:: INSTRUCTIONS FOR THE TASK ::
Transcribe the records below exactly as they appear.

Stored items
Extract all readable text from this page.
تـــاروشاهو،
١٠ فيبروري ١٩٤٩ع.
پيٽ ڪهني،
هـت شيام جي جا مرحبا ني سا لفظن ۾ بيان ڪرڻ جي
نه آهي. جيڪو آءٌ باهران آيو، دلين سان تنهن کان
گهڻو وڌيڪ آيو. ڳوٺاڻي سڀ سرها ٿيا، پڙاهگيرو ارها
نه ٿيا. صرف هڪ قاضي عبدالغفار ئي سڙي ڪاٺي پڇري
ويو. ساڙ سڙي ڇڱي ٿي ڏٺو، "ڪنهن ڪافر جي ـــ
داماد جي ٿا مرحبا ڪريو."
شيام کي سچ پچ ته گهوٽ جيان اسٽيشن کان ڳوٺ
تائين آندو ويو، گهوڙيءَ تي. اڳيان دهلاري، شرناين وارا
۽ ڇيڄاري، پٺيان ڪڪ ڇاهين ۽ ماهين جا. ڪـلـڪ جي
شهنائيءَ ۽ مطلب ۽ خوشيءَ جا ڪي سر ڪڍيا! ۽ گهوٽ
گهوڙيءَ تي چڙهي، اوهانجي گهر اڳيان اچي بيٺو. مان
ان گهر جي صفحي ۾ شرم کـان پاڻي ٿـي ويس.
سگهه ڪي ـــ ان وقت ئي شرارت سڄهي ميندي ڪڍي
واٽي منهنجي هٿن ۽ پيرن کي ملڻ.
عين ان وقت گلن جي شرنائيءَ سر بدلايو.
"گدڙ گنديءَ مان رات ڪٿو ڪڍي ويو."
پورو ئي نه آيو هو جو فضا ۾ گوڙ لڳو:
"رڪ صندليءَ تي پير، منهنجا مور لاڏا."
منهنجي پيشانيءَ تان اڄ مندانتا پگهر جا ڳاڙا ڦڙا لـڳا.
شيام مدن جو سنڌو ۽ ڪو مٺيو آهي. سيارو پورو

:: THE SOLUTION ::
Extract all readable text from this page.
تـــاروشاهو،
١٠ فيبروري ١٩٤٩ع.
پيٽ ڪهني،
هـت شيام جي جا مرحبا ني سا لفظن ۾ بيان ڪرڻ جي
نه آهي. جيڪو آءٌ باهران آيو، دلين سان تنهن کان
گهڻو وڌيڪ آيو. ڳوٺاڻي سڀ سرها ٿيا، پڙاهگيرو ارها
نه ٿيا. صرف هڪ قاضي عبدالغفار ئي سڙي ڪاٺي پڇري
ويو. ساڙ سڙي ڇڱي ٿي ڏٺو، "ڪنهن ڪافر جي ـــ
داماد جي ٿا مرحبا ڪريو."
شيام کي سچ پچ ته گهوٽ جيان اسٽيشن کان ڳوٺ
تائين آندو ويو، گهوڙيءَ تي. اڳيان دهلاري، شرناين وارا
۽ ڇيڄاري، پٺيان ڪڪ ڇاهين ۽ ماهين جا. ڪـلـڪ جي
شهنائيءَ ۽ مطلب ۽ خوشيءَ جا ڪي سر ڪڍيا! ۽ گهوٽ
گهوڙيءَ تي چڙهي، اوهانجي گهر اڳيان اچي بيٺو. مان
ان گهر جي صفحي ۾ شرم کـان پاڻي ٿـي ويس.
سگهه ڪي ـــ ان وقت ئي شرارت سڄهي ميندي ڪڍي
واٽي منهنجي هٿن ۽ پيرن کي ملڻ.
عين ان وقت گلن جي شرنائيءَ سر بدلايو.
"گدڙ گنديءَ مان رات ڪٿو ڪڍي ويو."
پورو ئي نه آيو هو جو فضا ۾ گوڙ لڳو:
"رڪ صندليءَ تي پير، منهنجا مور لاڏا."
منهنجي پيشانيءَ تان اڄ مندانتا پگهر جا ڳاڙا ڦڙا لـڳا.
شيام مدن جو سنڌو ۽ ڪو مٺيو آهي. سيارو پورو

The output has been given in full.